(Dataset rows):
>> BEGIN

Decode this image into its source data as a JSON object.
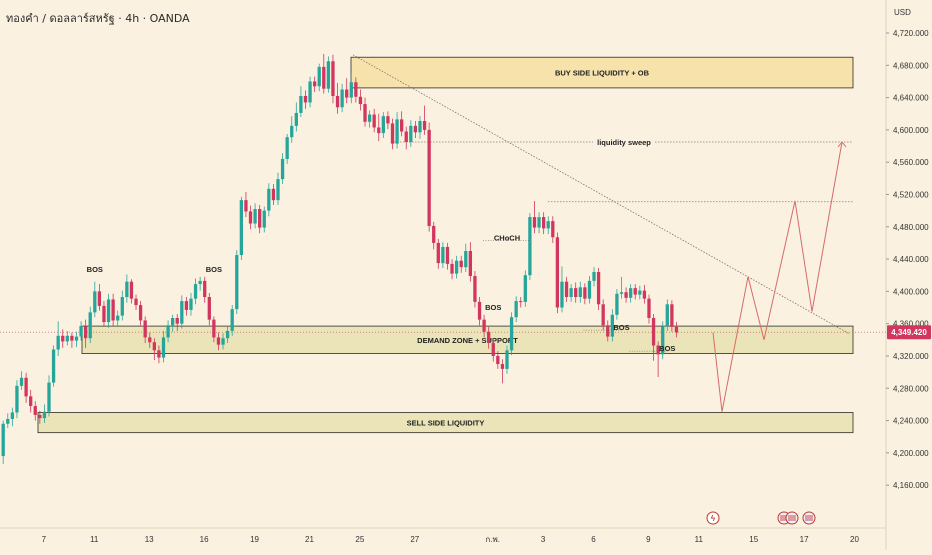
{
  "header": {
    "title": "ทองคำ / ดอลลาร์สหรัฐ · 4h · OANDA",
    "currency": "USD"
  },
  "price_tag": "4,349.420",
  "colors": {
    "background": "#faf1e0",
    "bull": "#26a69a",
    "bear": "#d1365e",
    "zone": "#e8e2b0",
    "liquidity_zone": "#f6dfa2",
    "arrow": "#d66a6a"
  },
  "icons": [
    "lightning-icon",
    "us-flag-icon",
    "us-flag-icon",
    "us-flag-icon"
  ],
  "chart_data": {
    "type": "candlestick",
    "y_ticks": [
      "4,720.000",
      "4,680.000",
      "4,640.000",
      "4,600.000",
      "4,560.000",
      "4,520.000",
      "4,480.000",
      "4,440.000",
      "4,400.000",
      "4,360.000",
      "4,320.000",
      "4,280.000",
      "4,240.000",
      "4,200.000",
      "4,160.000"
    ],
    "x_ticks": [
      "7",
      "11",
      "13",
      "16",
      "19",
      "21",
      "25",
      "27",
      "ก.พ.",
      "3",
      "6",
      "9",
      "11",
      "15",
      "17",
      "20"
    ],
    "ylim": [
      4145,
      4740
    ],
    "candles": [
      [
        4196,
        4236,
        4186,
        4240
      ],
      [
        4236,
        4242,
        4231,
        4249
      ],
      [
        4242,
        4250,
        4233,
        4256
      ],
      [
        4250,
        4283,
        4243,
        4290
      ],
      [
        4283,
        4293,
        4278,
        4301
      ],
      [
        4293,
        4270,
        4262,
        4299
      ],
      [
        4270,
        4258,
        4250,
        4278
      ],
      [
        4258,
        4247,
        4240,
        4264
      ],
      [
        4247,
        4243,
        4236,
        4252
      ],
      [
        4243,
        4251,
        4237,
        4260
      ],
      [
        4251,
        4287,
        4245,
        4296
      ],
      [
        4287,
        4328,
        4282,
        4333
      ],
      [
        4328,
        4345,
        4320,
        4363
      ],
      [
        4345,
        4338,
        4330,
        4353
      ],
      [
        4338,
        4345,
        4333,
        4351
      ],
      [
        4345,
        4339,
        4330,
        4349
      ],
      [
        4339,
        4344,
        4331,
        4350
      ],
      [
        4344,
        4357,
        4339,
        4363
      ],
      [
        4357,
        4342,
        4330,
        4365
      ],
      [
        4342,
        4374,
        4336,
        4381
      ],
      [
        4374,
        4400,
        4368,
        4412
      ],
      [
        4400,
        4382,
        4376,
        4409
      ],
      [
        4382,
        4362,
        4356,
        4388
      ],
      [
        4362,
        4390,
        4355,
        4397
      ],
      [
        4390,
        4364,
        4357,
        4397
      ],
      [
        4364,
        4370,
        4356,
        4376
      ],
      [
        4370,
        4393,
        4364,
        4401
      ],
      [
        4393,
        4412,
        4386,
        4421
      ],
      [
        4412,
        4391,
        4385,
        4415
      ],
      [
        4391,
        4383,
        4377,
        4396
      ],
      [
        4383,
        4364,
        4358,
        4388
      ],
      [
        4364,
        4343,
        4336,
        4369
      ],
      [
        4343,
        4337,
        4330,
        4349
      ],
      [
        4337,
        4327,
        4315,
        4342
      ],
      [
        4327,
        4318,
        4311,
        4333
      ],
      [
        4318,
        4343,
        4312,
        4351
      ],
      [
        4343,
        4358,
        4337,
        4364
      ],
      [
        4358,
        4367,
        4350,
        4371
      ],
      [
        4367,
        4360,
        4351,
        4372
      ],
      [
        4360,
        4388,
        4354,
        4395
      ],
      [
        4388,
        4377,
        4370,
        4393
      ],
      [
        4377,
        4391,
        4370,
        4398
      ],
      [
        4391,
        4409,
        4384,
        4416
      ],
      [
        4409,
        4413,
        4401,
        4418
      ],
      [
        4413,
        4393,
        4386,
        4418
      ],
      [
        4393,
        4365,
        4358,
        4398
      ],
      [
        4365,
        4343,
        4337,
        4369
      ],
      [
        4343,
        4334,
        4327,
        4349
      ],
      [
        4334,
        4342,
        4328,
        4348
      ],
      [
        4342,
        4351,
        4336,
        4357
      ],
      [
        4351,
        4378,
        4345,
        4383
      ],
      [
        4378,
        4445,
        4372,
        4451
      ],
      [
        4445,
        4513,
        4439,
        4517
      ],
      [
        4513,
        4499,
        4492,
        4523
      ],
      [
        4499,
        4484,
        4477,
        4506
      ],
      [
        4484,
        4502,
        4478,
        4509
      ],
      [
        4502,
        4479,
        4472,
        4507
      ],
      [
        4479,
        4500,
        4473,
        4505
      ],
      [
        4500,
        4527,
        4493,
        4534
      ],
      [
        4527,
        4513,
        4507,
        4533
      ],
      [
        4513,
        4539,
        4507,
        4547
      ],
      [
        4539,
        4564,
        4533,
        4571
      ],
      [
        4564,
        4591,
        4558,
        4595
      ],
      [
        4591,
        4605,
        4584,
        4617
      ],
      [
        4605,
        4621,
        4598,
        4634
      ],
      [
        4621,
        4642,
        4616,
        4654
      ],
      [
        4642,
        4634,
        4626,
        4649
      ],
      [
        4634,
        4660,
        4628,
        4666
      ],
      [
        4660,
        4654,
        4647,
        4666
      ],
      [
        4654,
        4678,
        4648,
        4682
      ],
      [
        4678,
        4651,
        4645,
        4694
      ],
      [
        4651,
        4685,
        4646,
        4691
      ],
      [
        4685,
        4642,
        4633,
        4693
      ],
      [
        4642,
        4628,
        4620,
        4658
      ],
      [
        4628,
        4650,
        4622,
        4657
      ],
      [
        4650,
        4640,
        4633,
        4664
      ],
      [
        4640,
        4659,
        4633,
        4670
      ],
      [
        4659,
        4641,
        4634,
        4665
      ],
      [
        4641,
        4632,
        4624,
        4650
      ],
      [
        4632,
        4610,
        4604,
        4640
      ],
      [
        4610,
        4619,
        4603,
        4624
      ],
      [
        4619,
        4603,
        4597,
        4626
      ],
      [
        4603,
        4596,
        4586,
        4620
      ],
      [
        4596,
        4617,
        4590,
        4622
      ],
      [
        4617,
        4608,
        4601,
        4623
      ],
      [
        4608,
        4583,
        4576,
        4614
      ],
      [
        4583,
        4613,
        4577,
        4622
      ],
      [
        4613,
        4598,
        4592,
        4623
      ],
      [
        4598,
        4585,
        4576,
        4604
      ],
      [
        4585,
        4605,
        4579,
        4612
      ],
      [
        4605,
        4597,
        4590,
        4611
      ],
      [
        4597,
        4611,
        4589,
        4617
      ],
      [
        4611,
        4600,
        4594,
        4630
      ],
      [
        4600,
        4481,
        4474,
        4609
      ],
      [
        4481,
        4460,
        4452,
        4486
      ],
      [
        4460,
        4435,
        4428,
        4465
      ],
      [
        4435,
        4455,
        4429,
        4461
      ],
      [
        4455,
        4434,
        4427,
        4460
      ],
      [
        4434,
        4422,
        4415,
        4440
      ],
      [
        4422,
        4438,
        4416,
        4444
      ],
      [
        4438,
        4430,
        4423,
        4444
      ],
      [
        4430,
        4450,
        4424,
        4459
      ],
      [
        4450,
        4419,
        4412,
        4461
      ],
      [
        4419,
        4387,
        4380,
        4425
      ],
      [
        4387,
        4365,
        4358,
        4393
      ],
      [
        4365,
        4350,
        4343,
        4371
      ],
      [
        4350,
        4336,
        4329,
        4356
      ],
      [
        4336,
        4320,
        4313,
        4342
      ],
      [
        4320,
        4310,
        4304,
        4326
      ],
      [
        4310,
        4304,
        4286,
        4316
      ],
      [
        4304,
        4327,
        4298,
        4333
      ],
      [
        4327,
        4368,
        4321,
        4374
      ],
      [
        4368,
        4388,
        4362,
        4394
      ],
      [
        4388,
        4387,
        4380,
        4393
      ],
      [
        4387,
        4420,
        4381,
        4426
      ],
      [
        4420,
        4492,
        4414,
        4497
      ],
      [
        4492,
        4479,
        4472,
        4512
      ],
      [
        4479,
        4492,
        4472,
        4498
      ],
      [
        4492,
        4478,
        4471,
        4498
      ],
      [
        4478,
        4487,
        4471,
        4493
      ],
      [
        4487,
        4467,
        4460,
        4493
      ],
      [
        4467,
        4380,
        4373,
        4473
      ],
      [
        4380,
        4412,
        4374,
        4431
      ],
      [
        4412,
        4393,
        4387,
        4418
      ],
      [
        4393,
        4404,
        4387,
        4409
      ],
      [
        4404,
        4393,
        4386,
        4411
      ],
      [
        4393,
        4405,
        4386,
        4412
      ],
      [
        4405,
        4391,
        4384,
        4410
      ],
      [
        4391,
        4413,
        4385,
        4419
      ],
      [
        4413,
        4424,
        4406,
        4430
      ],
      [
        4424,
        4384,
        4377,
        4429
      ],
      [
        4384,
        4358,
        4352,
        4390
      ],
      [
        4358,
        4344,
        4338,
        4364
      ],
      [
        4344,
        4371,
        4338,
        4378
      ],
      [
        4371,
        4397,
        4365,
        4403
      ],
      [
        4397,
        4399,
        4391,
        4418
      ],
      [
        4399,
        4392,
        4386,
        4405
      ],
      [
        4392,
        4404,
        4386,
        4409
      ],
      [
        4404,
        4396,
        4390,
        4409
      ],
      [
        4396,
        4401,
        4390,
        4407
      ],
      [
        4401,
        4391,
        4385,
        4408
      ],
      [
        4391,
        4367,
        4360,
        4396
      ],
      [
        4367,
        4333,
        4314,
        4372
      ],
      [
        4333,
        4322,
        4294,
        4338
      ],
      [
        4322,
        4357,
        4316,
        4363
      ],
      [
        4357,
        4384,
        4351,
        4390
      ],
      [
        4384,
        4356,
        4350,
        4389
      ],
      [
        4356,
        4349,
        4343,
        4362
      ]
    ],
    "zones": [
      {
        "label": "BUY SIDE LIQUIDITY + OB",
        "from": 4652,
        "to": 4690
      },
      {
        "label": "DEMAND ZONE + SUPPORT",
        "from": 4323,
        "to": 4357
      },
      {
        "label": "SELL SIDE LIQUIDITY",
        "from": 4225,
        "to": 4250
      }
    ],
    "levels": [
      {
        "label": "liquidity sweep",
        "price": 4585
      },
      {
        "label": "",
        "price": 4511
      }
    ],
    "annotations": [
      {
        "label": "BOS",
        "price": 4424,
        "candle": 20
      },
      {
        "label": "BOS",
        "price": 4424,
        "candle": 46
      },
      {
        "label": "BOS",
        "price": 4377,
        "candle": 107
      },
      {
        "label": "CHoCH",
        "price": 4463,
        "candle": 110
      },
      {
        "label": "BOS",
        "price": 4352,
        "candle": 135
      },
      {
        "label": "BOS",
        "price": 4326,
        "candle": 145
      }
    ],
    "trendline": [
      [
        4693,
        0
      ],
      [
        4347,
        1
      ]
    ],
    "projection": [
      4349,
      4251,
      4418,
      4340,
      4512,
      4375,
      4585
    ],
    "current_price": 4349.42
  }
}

>> END
>> BEGIN

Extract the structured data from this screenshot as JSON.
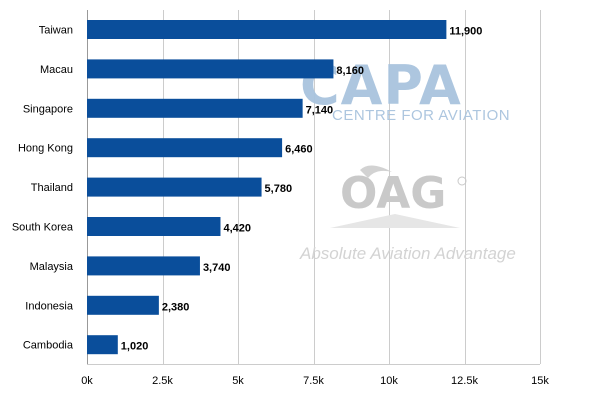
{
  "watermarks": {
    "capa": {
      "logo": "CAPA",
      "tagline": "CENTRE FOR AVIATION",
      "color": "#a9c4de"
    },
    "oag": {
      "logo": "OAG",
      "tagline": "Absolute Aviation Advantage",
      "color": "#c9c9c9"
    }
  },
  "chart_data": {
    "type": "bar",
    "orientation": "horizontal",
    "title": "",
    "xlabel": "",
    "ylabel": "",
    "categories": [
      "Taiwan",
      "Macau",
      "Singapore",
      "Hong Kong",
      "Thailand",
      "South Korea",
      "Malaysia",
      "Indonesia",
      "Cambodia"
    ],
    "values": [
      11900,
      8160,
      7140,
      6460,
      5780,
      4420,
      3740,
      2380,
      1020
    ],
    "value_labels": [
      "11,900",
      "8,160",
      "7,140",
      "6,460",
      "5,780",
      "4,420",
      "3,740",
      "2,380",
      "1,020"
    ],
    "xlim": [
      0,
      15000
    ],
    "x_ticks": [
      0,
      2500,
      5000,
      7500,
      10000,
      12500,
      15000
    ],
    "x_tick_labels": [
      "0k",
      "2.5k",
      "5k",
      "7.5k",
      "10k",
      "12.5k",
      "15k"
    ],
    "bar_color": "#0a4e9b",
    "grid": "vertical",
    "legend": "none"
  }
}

>> END

(Short task):
List each line in the listing that contains the string "SIDE".

(Answer in full):
        "label": "BUY SIDE LIQUIDITY + OB",
        "label": "SELL SIDE LIQUIDITY",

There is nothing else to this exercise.